— begin INFORMATION SHOWN —

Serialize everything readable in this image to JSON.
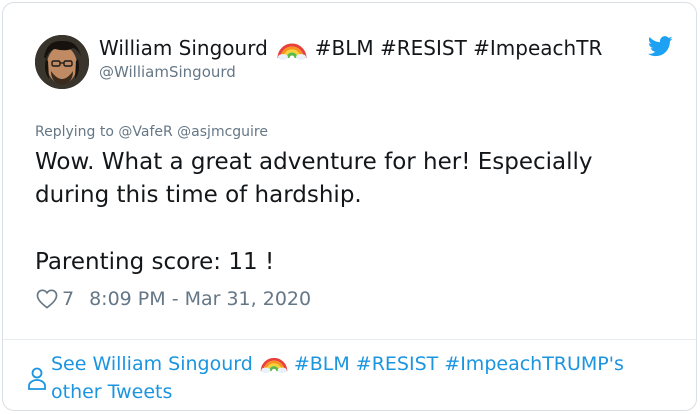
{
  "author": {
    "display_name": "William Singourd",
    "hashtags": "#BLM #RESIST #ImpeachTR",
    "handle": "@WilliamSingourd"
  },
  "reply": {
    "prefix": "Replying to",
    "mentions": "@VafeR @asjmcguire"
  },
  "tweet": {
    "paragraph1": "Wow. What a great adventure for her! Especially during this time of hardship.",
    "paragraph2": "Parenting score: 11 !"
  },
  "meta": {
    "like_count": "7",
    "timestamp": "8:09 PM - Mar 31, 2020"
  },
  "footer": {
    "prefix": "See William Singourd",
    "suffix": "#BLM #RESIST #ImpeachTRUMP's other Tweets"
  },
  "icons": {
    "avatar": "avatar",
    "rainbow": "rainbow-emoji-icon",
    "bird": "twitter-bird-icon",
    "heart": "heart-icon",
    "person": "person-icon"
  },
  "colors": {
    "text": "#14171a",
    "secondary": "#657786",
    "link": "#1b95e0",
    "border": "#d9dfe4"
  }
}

— end INFORMATION SHOWN —
— begin INFORMATION SHOWN —

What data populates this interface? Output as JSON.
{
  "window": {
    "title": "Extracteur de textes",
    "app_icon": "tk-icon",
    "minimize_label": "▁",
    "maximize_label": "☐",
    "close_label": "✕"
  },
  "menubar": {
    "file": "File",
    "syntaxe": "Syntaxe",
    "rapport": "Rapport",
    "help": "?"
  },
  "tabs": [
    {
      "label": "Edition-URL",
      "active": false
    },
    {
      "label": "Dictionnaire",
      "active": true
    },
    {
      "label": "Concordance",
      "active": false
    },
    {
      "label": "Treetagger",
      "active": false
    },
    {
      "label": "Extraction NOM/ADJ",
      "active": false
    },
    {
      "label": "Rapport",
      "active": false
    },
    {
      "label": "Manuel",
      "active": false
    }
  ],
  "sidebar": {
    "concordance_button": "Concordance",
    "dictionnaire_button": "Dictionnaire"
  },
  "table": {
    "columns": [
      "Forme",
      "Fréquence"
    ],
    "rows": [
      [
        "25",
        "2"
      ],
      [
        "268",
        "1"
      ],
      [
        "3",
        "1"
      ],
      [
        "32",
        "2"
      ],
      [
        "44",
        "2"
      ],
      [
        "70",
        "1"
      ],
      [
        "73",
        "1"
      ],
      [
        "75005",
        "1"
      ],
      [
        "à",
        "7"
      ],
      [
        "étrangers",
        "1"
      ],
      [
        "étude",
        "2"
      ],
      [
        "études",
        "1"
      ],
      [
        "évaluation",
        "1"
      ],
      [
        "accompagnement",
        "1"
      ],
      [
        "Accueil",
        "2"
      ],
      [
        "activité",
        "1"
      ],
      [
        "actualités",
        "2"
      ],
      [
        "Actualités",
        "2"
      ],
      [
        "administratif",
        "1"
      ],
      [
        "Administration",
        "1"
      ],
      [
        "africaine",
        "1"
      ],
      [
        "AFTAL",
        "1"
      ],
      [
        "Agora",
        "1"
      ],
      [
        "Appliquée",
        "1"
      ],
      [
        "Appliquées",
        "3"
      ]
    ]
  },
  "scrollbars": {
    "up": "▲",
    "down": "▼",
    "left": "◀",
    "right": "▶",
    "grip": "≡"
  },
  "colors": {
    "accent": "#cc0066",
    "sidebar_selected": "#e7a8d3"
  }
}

— end INFORMATION SHOWN —
— begin INFORMATION SHOWN —

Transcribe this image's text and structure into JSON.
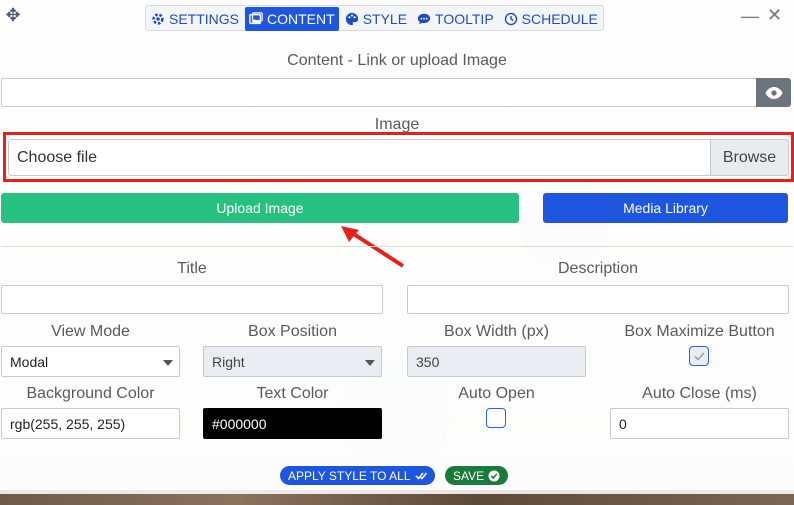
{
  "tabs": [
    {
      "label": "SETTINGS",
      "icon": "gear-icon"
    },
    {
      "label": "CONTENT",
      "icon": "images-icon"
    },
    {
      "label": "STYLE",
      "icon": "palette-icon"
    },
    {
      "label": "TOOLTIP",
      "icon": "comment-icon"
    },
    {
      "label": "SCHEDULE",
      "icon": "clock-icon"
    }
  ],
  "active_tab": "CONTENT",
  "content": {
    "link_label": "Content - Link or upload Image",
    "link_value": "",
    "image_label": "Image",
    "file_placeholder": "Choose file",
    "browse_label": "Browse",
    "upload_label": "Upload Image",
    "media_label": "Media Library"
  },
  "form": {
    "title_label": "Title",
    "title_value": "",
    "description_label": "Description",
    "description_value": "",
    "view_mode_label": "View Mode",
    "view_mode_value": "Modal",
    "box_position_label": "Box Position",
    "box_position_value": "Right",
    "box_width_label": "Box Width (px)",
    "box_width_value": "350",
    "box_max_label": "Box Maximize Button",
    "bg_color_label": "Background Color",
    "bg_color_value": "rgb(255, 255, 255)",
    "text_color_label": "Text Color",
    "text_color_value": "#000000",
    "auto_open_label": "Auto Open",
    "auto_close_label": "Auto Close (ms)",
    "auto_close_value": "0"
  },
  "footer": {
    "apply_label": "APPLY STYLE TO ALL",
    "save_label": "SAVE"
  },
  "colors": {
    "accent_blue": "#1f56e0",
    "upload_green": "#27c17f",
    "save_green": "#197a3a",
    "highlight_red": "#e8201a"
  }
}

— end INFORMATION SHOWN —

GIVEN TASK:
Which lines of the data include "JSON"? Copy each of them.

CORRECT RESULT:
Serialize everything readable in this image to JSON.
What data populates this interface? Output as JSON.
Transcribe this image's text and structure into JSON.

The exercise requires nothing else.